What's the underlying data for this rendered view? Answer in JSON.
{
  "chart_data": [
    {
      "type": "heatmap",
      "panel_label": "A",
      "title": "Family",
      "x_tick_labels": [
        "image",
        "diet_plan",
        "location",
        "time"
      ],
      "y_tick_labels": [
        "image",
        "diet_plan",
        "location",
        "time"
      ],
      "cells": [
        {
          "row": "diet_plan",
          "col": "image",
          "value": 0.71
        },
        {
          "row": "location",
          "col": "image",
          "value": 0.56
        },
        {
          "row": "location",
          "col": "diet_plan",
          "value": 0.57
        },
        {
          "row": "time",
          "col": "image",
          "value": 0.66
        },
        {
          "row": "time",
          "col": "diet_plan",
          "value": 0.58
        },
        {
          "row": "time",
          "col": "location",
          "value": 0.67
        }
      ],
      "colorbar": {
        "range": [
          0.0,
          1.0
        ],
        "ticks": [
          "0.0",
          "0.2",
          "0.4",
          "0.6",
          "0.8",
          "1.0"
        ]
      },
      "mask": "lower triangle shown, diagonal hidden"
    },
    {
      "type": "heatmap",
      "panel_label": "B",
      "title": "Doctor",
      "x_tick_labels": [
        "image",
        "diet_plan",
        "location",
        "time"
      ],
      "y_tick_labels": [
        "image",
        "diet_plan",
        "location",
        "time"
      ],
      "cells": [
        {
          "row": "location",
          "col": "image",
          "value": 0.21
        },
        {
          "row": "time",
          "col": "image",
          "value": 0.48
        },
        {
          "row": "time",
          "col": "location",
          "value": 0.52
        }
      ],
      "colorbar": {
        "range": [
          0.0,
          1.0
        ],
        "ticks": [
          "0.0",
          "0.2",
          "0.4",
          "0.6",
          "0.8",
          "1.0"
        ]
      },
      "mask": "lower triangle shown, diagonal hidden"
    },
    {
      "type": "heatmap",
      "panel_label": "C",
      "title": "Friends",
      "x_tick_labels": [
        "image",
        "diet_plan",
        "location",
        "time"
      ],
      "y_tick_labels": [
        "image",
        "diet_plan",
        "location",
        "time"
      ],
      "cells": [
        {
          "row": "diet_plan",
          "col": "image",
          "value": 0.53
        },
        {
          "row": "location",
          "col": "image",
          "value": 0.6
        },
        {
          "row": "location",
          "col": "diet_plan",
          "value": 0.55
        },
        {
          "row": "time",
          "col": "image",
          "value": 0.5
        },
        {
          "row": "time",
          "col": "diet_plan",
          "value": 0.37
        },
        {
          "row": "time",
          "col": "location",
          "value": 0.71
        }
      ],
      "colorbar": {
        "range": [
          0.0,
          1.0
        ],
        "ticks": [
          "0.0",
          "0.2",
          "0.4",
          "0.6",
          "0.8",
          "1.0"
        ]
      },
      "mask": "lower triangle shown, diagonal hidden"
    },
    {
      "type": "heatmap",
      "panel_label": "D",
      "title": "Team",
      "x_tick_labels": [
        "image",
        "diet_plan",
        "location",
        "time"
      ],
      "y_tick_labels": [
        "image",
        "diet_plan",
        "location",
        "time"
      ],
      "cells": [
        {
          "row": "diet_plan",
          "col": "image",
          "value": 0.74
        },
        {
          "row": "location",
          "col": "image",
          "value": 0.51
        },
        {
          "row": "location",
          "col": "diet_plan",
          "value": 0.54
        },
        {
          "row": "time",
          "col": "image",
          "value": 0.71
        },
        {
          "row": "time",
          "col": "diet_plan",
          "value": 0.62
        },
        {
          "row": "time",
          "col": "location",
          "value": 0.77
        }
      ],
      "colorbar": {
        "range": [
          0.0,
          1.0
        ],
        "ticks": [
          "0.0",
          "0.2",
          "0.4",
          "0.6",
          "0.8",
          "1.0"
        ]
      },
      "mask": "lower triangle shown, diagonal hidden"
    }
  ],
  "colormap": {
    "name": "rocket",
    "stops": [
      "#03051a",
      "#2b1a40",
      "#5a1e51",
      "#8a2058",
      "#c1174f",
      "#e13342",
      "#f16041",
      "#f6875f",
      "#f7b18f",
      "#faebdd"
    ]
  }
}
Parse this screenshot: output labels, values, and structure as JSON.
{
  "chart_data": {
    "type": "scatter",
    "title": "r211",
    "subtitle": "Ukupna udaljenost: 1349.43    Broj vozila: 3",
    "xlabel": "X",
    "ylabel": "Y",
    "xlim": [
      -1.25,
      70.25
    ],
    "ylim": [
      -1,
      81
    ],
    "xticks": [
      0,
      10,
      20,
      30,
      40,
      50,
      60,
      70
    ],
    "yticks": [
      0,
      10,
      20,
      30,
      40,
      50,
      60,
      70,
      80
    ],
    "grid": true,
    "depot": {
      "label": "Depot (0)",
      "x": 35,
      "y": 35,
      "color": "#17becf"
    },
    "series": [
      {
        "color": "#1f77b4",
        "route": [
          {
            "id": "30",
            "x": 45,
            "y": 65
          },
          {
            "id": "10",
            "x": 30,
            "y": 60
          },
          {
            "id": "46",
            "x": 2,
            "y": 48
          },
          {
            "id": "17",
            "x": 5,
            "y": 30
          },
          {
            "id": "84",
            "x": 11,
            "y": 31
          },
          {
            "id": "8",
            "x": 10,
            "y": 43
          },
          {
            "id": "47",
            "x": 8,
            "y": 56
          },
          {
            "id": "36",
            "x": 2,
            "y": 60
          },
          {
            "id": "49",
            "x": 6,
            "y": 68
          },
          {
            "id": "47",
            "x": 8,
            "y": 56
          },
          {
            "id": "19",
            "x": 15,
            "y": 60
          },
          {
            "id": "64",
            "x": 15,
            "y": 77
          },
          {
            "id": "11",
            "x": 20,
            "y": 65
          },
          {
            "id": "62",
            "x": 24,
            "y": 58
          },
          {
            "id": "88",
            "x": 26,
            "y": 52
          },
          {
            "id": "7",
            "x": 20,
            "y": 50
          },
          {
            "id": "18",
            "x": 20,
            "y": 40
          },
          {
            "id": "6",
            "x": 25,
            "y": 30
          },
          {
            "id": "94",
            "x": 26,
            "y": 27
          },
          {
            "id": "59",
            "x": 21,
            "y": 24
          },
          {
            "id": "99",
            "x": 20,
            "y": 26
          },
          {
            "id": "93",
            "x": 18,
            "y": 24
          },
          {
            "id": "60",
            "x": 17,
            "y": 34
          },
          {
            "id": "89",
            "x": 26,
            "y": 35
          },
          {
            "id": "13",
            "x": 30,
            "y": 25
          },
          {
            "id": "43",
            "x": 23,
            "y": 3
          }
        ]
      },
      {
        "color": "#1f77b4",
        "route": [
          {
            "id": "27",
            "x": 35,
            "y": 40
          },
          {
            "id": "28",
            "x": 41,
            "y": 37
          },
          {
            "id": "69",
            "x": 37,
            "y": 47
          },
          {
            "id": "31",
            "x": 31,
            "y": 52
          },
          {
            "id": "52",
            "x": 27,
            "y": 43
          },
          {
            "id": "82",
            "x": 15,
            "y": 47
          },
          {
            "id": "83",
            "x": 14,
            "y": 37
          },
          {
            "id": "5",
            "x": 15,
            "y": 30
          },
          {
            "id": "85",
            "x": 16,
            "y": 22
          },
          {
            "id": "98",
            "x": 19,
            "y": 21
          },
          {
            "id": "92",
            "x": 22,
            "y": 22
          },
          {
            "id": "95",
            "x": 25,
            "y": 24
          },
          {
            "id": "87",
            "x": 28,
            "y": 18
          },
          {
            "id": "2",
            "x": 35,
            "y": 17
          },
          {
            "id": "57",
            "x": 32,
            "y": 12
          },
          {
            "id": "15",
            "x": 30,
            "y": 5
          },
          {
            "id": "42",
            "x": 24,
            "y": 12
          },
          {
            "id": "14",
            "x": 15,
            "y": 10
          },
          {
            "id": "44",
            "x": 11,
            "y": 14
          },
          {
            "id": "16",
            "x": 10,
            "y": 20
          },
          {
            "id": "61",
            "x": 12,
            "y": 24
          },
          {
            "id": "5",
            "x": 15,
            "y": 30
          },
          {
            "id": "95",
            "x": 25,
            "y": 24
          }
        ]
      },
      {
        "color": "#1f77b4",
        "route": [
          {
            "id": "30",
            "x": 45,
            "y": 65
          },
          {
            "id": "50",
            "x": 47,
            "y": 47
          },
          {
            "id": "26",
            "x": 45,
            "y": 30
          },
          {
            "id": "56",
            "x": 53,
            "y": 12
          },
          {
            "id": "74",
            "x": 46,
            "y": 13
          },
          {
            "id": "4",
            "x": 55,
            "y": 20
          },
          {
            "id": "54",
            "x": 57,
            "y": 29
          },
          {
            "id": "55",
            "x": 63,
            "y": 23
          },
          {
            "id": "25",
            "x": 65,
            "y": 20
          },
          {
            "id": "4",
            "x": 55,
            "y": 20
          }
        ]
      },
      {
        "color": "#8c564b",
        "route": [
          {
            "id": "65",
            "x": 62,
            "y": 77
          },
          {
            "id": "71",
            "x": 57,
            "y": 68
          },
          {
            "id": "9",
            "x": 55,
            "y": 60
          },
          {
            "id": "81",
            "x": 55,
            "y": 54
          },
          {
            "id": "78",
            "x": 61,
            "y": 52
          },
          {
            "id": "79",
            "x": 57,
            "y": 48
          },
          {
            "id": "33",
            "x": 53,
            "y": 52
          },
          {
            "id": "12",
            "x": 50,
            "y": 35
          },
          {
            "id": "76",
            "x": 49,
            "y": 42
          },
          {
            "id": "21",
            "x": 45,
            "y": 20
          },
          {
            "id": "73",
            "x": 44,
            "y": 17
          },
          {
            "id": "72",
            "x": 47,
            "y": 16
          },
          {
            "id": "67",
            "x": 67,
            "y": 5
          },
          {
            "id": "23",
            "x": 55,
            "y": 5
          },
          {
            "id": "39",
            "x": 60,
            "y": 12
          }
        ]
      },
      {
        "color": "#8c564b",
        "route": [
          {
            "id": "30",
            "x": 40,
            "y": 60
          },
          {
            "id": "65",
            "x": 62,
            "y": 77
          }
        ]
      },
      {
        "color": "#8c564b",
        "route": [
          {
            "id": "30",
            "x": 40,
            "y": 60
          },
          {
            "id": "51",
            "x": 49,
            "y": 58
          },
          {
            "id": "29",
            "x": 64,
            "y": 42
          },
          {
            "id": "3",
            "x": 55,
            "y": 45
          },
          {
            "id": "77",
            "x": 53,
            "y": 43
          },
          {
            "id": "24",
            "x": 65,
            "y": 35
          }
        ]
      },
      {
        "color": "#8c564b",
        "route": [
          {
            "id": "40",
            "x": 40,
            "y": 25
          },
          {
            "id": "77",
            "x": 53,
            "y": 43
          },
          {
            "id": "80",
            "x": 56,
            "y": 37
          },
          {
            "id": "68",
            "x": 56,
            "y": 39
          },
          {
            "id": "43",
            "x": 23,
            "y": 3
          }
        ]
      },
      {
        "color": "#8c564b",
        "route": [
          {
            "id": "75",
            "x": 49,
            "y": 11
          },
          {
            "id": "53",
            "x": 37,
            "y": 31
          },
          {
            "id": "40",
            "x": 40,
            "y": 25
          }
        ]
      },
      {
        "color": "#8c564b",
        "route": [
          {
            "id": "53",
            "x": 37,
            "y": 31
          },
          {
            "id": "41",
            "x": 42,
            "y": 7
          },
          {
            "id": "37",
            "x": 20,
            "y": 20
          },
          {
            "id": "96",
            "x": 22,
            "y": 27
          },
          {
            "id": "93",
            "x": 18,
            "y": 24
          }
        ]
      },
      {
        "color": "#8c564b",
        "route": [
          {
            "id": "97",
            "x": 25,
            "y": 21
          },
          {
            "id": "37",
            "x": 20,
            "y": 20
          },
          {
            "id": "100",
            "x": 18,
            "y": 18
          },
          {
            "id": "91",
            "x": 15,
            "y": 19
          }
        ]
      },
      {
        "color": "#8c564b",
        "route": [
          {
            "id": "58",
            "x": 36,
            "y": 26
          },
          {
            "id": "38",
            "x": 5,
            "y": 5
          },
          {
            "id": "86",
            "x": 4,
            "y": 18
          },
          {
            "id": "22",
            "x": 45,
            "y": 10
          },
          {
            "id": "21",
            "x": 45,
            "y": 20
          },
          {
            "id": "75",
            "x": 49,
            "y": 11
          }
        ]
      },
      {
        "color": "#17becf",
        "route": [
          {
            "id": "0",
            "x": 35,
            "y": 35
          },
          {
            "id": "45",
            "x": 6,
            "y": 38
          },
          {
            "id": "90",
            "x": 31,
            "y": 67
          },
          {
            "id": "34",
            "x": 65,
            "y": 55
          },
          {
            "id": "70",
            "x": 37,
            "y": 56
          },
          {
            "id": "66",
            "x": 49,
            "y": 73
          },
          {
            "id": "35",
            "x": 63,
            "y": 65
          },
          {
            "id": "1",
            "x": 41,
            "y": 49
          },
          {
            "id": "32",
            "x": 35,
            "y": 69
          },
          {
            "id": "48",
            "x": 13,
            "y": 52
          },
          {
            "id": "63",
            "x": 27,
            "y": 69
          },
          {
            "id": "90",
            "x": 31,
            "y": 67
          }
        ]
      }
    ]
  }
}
+---+
Prompt: Which lines hold the word "JSON"? Copy all of them.

Completed exercise:
What's the underlying data for this rendered view? Answer in JSON.
Parse this screenshot: output labels, values, and structure as JSON.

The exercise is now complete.